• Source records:
start

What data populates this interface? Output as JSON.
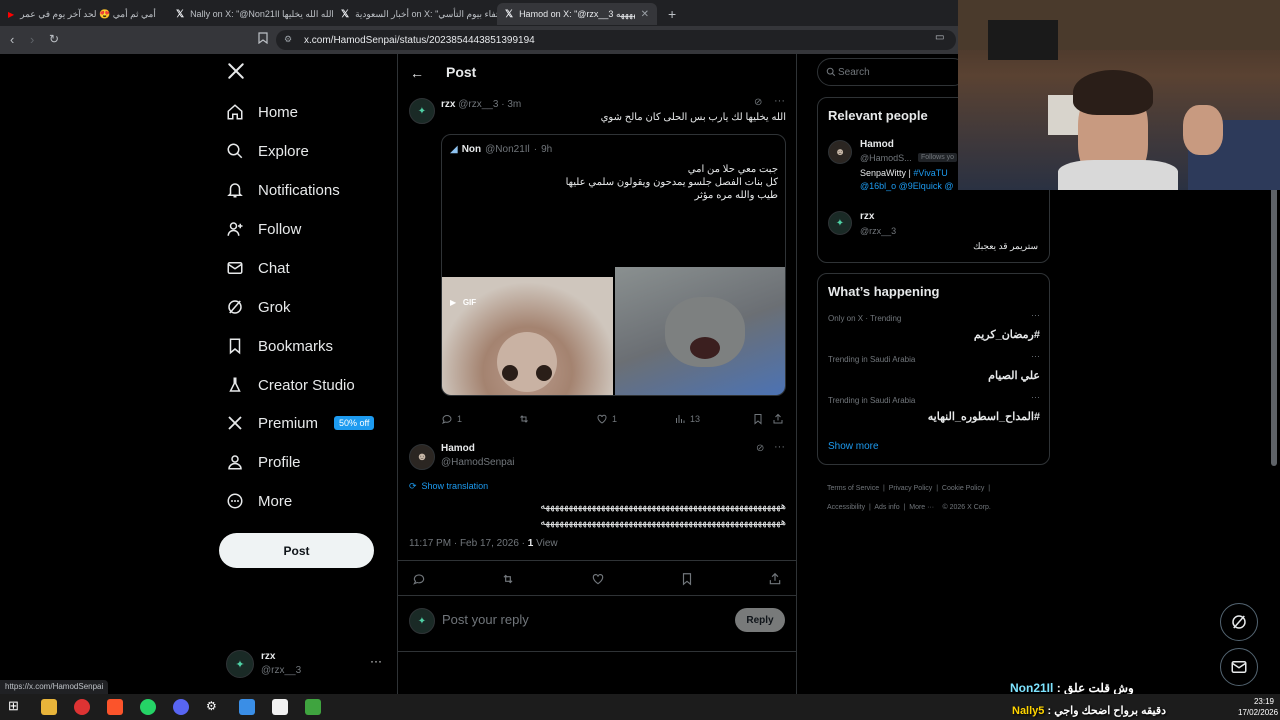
{
  "tabs": [
    {
      "title": "أمي ثم أمي 😍 لحد آخر يوم في عمر"
    },
    {
      "title": "Nally on X: \"@Non21Il الله الله يخليها"
    },
    {
      "title": "أخبار السعودية on X: \"احتفاء بيوم التأسي"
    },
    {
      "title": "Hamod on X: \"@rzx__3 ههههههههه",
      "active": true
    }
  ],
  "url": "x.com/HamodSenpai/status/2023854443851399194",
  "status_url": "https://x.com/HamodSenpai",
  "nav": {
    "items": [
      {
        "label": "Home",
        "icon": "home-icon"
      },
      {
        "label": "Explore",
        "icon": "search-icon"
      },
      {
        "label": "Notifications",
        "icon": "bell-icon"
      },
      {
        "label": "Follow",
        "icon": "add-person-icon"
      },
      {
        "label": "Chat",
        "icon": "mail-icon"
      },
      {
        "label": "Grok",
        "icon": "grok-icon"
      },
      {
        "label": "Bookmarks",
        "icon": "bookmark-icon"
      },
      {
        "label": "Creator Studio",
        "icon": "flask-icon"
      },
      {
        "label": "Premium",
        "icon": "x-icon",
        "badge": "50% off"
      },
      {
        "label": "Profile",
        "icon": "person-icon"
      },
      {
        "label": "More",
        "icon": "more-circle-icon"
      }
    ],
    "post_button": "Post",
    "account": {
      "name": "rzx",
      "handle": "@rzx__3"
    }
  },
  "header": {
    "title": "Post"
  },
  "reply_tweet": {
    "name": "rzx",
    "handle": "@rzx__3",
    "time": "3m",
    "text": "الله يخليها لك يارب بس الحلى كان مالح شوي",
    "quote": {
      "name": "Non",
      "handle": "@Non21Il",
      "time": "9h",
      "lines": [
        "جبت معي حلا من امي",
        "كل بنات الفصل جلسو يمدحون ويقولون سلمي عليها",
        "طيب والله مره مؤثر"
      ],
      "gif_label": "GIF"
    },
    "stats": {
      "replies": "1",
      "likes": "1",
      "views": "13"
    }
  },
  "main_tweet": {
    "name": "Hamod",
    "handle": "@HamodSenpai",
    "show_translation": "Show translation",
    "lines": [
      "ههههههههههههههههههههههههههههههههههههههههههههههههههههه",
      "ههههههههههههههههههههههههههههههههههههههههههههههههههههه"
    ],
    "timestamp": "11:17 PM · Feb 17, 2026 ·",
    "views_count": "1",
    "views_label": "View"
  },
  "reply_box": {
    "placeholder": "Post your reply",
    "button": "Reply"
  },
  "search": {
    "placeholder": "Search"
  },
  "relevant": {
    "title": "Relevant people",
    "people": [
      {
        "name": "Hamod",
        "handle": "@HamodS...",
        "follows": "Follows yo",
        "bio": "SenpaWitty | ",
        "bio_link": "#VivaTU",
        "mentions": "@16bl_o @9Elquick @"
      },
      {
        "name": "rzx",
        "handle": "@rzx__3",
        "bio": "ستريمر قد يعجبك"
      }
    ]
  },
  "happening": {
    "title": "What’s happening",
    "trends": [
      {
        "meta": "Only on X · Trending",
        "name": "#رمضان_كريم"
      },
      {
        "meta": "Trending in Saudi Arabia",
        "name": "علي الصيام"
      },
      {
        "meta": "Trending in Saudi Arabia",
        "name": "#المداح_اسطوره_النهايه"
      }
    ],
    "show_more": "Show more"
  },
  "footer": {
    "links": [
      "Terms of Service",
      "Privacy Policy",
      "Cookie Policy",
      "Accessibility",
      "Ads info",
      "More ···",
      "© 2026 X Corp."
    ]
  },
  "overlay": {
    "chat1_text": "وش قلت علق :",
    "chat1_user": "Non21Il",
    "chat2_text": "دقيقه برواح اضحك واجي :",
    "chat2_user": "Nally5"
  },
  "clock": {
    "time": "23:19",
    "date": "17/02/2026"
  },
  "colors": {
    "accent": "#1d9bf0",
    "background": "#000000",
    "border": "#2f3336",
    "muted": "#71767b"
  }
}
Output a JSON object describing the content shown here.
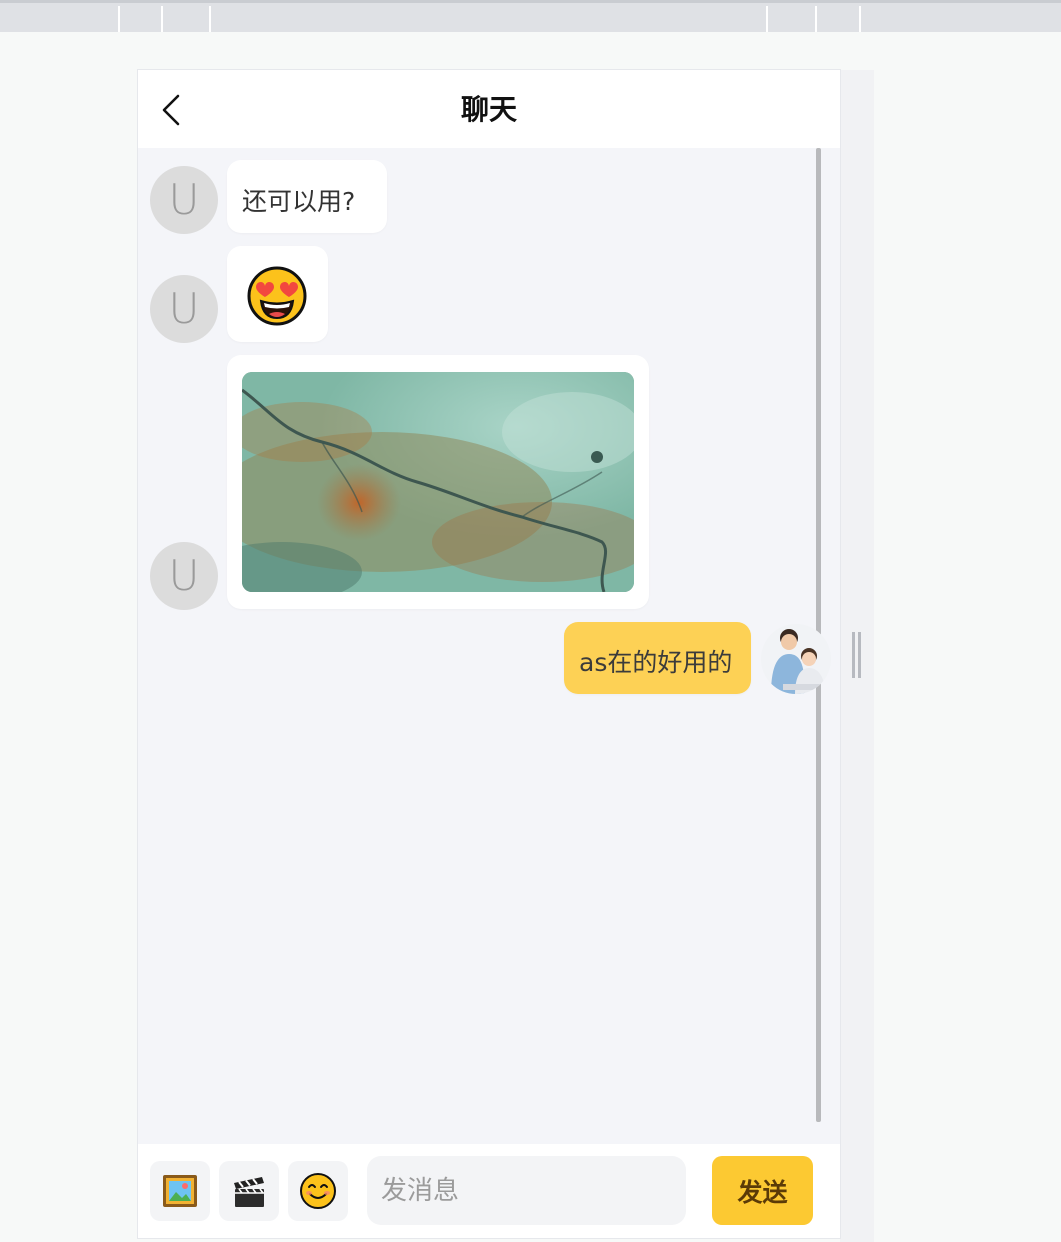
{
  "header": {
    "title": "聊天",
    "back_icon": "chevron-left-icon"
  },
  "messages": [
    {
      "from": "other",
      "avatar_letter": "U",
      "type": "text",
      "text": "还可以用?"
    },
    {
      "from": "other",
      "avatar_letter": "U",
      "type": "emoji",
      "emoji": "heart-eyes-face"
    },
    {
      "from": "other",
      "avatar_letter": "U",
      "type": "image",
      "image": "aerial-landscape-photo"
    },
    {
      "from": "me",
      "type": "text",
      "text": "as在的好用的",
      "avatar": "user-photo-avatar"
    }
  ],
  "composer": {
    "tools": [
      {
        "name": "image-tool",
        "icon": "framed-picture-icon"
      },
      {
        "name": "video-tool",
        "icon": "clapper-board-icon"
      },
      {
        "name": "emoji-tool",
        "icon": "smiling-face-icon"
      }
    ],
    "placeholder": "发消息",
    "send_label": "发送"
  },
  "colors": {
    "my_bubble": "#fdd155",
    "send_button": "#fcc932",
    "background": "#f4f5f9"
  }
}
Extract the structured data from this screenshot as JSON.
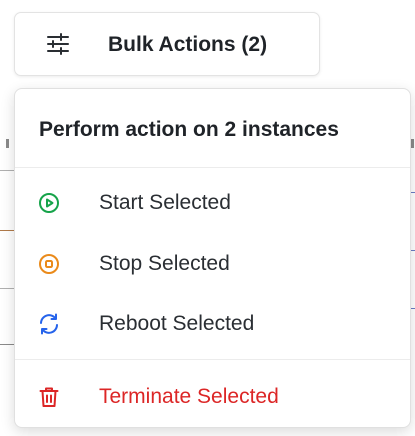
{
  "bulk_actions": {
    "label": "Bulk Actions (2)",
    "icon": "sliders-icon"
  },
  "menu": {
    "header": "Perform action on 2 instances",
    "items": [
      {
        "label": "Start Selected",
        "icon": "play-circle-icon",
        "color": "#16a34a"
      },
      {
        "label": "Stop Selected",
        "icon": "stop-circle-icon",
        "color": "#ea8a1a"
      },
      {
        "label": "Reboot Selected",
        "icon": "refresh-icon",
        "color": "#2563eb"
      },
      {
        "label": "Terminate Selected",
        "icon": "trash-icon",
        "color": "#dc2626"
      }
    ]
  },
  "colors": {
    "text": "#1f2328",
    "danger": "#dc2626",
    "border": "#e0e0e0"
  }
}
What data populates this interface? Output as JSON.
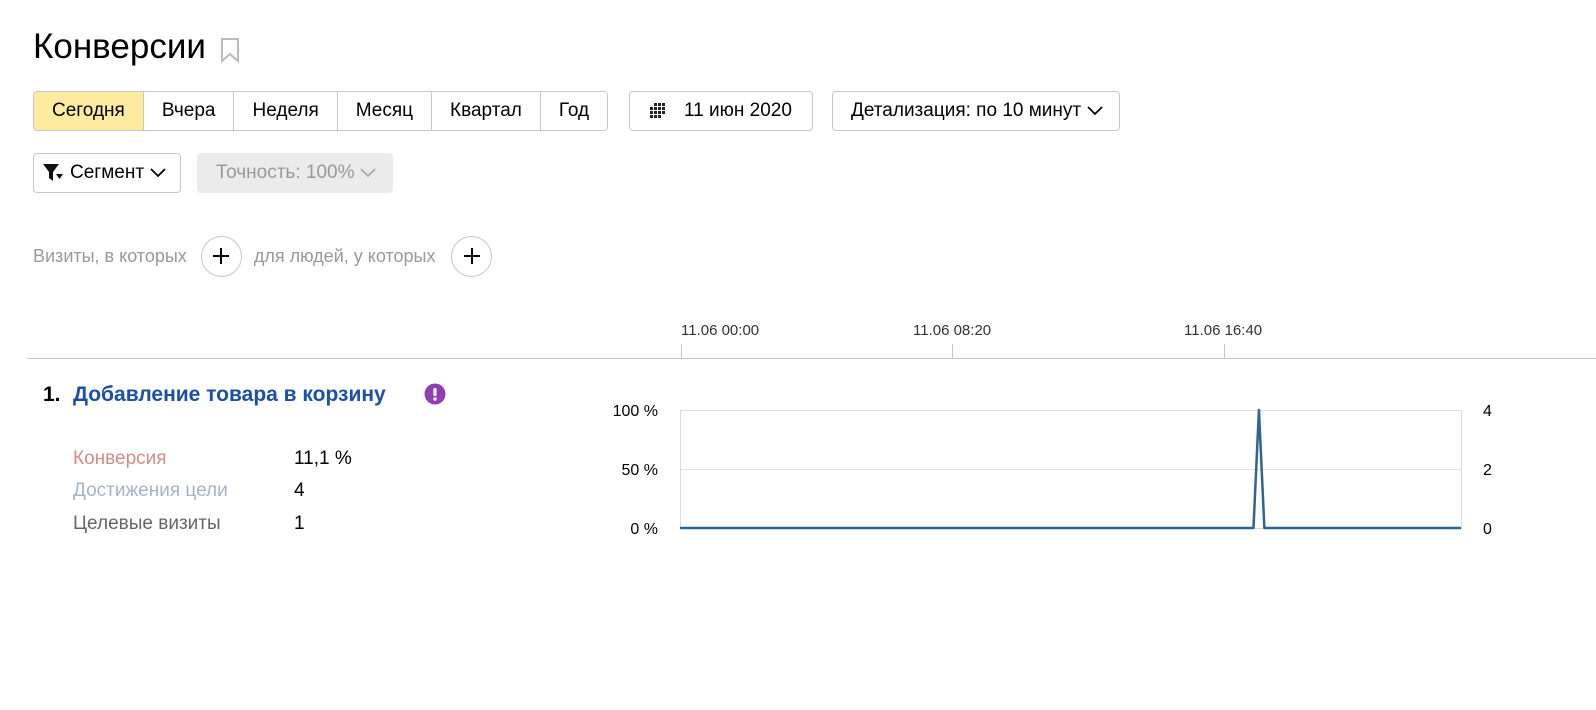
{
  "page": {
    "title": "Конверсии"
  },
  "period": {
    "buttons": [
      "Сегодня",
      "Вчера",
      "Неделя",
      "Месяц",
      "Квартал",
      "Год"
    ],
    "active": "Сегодня",
    "date": "11 июн 2020",
    "detail": "Детализация: по 10 минут"
  },
  "filters": {
    "segment": "Сегмент",
    "accuracy": "Точность: 100%",
    "visits_label": "Визиты, в которых",
    "people_label": "для людей, у которых"
  },
  "timeline": {
    "ticks": [
      "11.06 00:00",
      "11.06 08:20",
      "11.06 16:40"
    ]
  },
  "goal": {
    "number": "1.",
    "title": "Добавление товара в корзину",
    "metrics": [
      {
        "label": "Конверсия",
        "value": "11,1 %",
        "color": "#d48a8a"
      },
      {
        "label": "Достижения цели",
        "value": "4",
        "color": "#a7b4c6"
      },
      {
        "label": "Целевые визиты",
        "value": "1",
        "color": "#666666"
      }
    ]
  },
  "colors": {
    "active_period": "#ffeba0",
    "link": "#1c4fa8",
    "warning": "#8e3fb5",
    "series": "#2f6593"
  },
  "chart_data": {
    "type": "line",
    "x_range": [
      "11.06 00:00",
      "11.06 23:50"
    ],
    "interval_minutes": 10,
    "points_total": 144,
    "y_left_ticks": [
      "100 %",
      "50 %",
      "0 %"
    ],
    "y_right_ticks": [
      "4",
      "2",
      "0"
    ],
    "ylim_left": [
      0,
      100
    ],
    "ylim_right": [
      0,
      4
    ],
    "grid": true,
    "series": [
      {
        "values_nonzero": [
          {
            "x": "11.06 17:40",
            "y": 100
          }
        ],
        "baseline": 0
      }
    ]
  }
}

end

Copy each line above precisely, dropping the pictures.

• The response:
What data populates this interface? Output as JSON.
{
  "tabs": [
    {
      "title": "أمي ثم أمي 😍 لحد آخر يوم في عمر"
    },
    {
      "title": "Nally on X: \"@Non21Il الله الله يخليها"
    },
    {
      "title": "أخبار السعودية on X: \"احتفاء بيوم التأسي"
    },
    {
      "title": "Hamod on X: \"@rzx__3 ههههههههه",
      "active": true
    }
  ],
  "url": "x.com/HamodSenpai/status/2023854443851399194",
  "status_url": "https://x.com/HamodSenpai",
  "nav": {
    "items": [
      {
        "label": "Home",
        "icon": "home-icon"
      },
      {
        "label": "Explore",
        "icon": "search-icon"
      },
      {
        "label": "Notifications",
        "icon": "bell-icon"
      },
      {
        "label": "Follow",
        "icon": "add-person-icon"
      },
      {
        "label": "Chat",
        "icon": "mail-icon"
      },
      {
        "label": "Grok",
        "icon": "grok-icon"
      },
      {
        "label": "Bookmarks",
        "icon": "bookmark-icon"
      },
      {
        "label": "Creator Studio",
        "icon": "flask-icon"
      },
      {
        "label": "Premium",
        "icon": "x-icon",
        "badge": "50% off"
      },
      {
        "label": "Profile",
        "icon": "person-icon"
      },
      {
        "label": "More",
        "icon": "more-circle-icon"
      }
    ],
    "post_button": "Post",
    "account": {
      "name": "rzx",
      "handle": "@rzx__3"
    }
  },
  "header": {
    "title": "Post"
  },
  "reply_tweet": {
    "name": "rzx",
    "handle": "@rzx__3",
    "time": "3m",
    "text": "الله يخليها لك يارب بس الحلى كان مالح شوي",
    "quote": {
      "name": "Non",
      "handle": "@Non21Il",
      "time": "9h",
      "lines": [
        "جبت معي حلا من امي",
        "كل بنات الفصل جلسو يمدحون ويقولون سلمي عليها",
        "طيب والله مره مؤثر"
      ],
      "gif_label": "GIF"
    },
    "stats": {
      "replies": "1",
      "likes": "1",
      "views": "13"
    }
  },
  "main_tweet": {
    "name": "Hamod",
    "handle": "@HamodSenpai",
    "show_translation": "Show translation",
    "lines": [
      "ههههههههههههههههههههههههههههههههههههههههههههههههههههه",
      "ههههههههههههههههههههههههههههههههههههههههههههههههههههه"
    ],
    "timestamp": "11:17 PM · Feb 17, 2026 ·",
    "views_count": "1",
    "views_label": "View"
  },
  "reply_box": {
    "placeholder": "Post your reply",
    "button": "Reply"
  },
  "search": {
    "placeholder": "Search"
  },
  "relevant": {
    "title": "Relevant people",
    "people": [
      {
        "name": "Hamod",
        "handle": "@HamodS...",
        "follows": "Follows yo",
        "bio": "SenpaWitty | ",
        "bio_link": "#VivaTU",
        "mentions": "@16bl_o @9Elquick @"
      },
      {
        "name": "rzx",
        "handle": "@rzx__3",
        "bio": "ستريمر قد يعجبك"
      }
    ]
  },
  "happening": {
    "title": "What’s happening",
    "trends": [
      {
        "meta": "Only on X · Trending",
        "name": "#رمضان_كريم"
      },
      {
        "meta": "Trending in Saudi Arabia",
        "name": "علي الصيام"
      },
      {
        "meta": "Trending in Saudi Arabia",
        "name": "#المداح_اسطوره_النهايه"
      }
    ],
    "show_more": "Show more"
  },
  "footer": {
    "links": [
      "Terms of Service",
      "Privacy Policy",
      "Cookie Policy",
      "Accessibility",
      "Ads info",
      "More ···",
      "© 2026 X Corp."
    ]
  },
  "overlay": {
    "chat1_text": "وش قلت علق :",
    "chat1_user": "Non21Il",
    "chat2_text": "دقيقه برواح اضحك واجي :",
    "chat2_user": "Nally5"
  },
  "clock": {
    "time": "23:19",
    "date": "17/02/2026"
  },
  "colors": {
    "accent": "#1d9bf0",
    "background": "#000000",
    "border": "#2f3336",
    "muted": "#71767b"
  }
}
Output a JSON object describing the content shown here.
{
  "header": {
    "title": "聊天",
    "back_icon": "chevron-left-icon"
  },
  "messages": [
    {
      "from": "other",
      "avatar_letter": "U",
      "type": "text",
      "text": "还可以用?"
    },
    {
      "from": "other",
      "avatar_letter": "U",
      "type": "emoji",
      "emoji": "heart-eyes-face"
    },
    {
      "from": "other",
      "avatar_letter": "U",
      "type": "image",
      "image": "aerial-landscape-photo"
    },
    {
      "from": "me",
      "type": "text",
      "text": "as在的好用的",
      "avatar": "user-photo-avatar"
    }
  ],
  "composer": {
    "tools": [
      {
        "name": "image-tool",
        "icon": "framed-picture-icon"
      },
      {
        "name": "video-tool",
        "icon": "clapper-board-icon"
      },
      {
        "name": "emoji-tool",
        "icon": "smiling-face-icon"
      }
    ],
    "placeholder": "发消息",
    "send_label": "发送"
  },
  "colors": {
    "my_bubble": "#fdd155",
    "send_button": "#fcc932",
    "background": "#f4f5f9"
  }
}
Extract the structured data from this screenshot as JSON.
{
  "bulk_actions": {
    "label": "Bulk Actions (2)",
    "icon": "sliders-icon"
  },
  "menu": {
    "header": "Perform action on 2 instances",
    "items": [
      {
        "label": "Start Selected",
        "icon": "play-circle-icon",
        "color": "#16a34a"
      },
      {
        "label": "Stop Selected",
        "icon": "stop-circle-icon",
        "color": "#ea8a1a"
      },
      {
        "label": "Reboot Selected",
        "icon": "refresh-icon",
        "color": "#2563eb"
      },
      {
        "label": "Terminate Selected",
        "icon": "trash-icon",
        "color": "#dc2626"
      }
    ]
  },
  "colors": {
    "text": "#1f2328",
    "danger": "#dc2626",
    "border": "#e0e0e0"
  }
}
What data populates this interface? Output as JSON.
{
  "page": {
    "title": "Конверсии"
  },
  "period": {
    "buttons": [
      "Сегодня",
      "Вчера",
      "Неделя",
      "Месяц",
      "Квартал",
      "Год"
    ],
    "active": "Сегодня",
    "date": "11 июн 2020",
    "detail": "Детализация: по 10 минут"
  },
  "filters": {
    "segment": "Сегмент",
    "accuracy": "Точность: 100%",
    "visits_label": "Визиты, в которых",
    "people_label": "для людей, у которых"
  },
  "timeline": {
    "ticks": [
      "11.06 00:00",
      "11.06 08:20",
      "11.06 16:40"
    ]
  },
  "goal": {
    "number": "1.",
    "title": "Добавление товара в корзину",
    "metrics": [
      {
        "label": "Конверсия",
        "value": "11,1 %",
        "color": "#d48a8a"
      },
      {
        "label": "Достижения цели",
        "value": "4",
        "color": "#a7b4c6"
      },
      {
        "label": "Целевые визиты",
        "value": "1",
        "color": "#666666"
      }
    ]
  },
  "colors": {
    "active_period": "#ffeba0",
    "link": "#1c4fa8",
    "warning": "#8e3fb5",
    "series": "#2f6593"
  },
  "chart_data": {
    "type": "line",
    "x_range": [
      "11.06 00:00",
      "11.06 23:50"
    ],
    "interval_minutes": 10,
    "points_total": 144,
    "y_left_ticks": [
      "100 %",
      "50 %",
      "0 %"
    ],
    "y_right_ticks": [
      "4",
      "2",
      "0"
    ],
    "ylim_left": [
      0,
      100
    ],
    "ylim_right": [
      0,
      4
    ],
    "grid": true,
    "series": [
      {
        "values_nonzero": [
          {
            "x": "11.06 17:40",
            "y": 100
          }
        ],
        "baseline": 0
      }
    ]
  }
}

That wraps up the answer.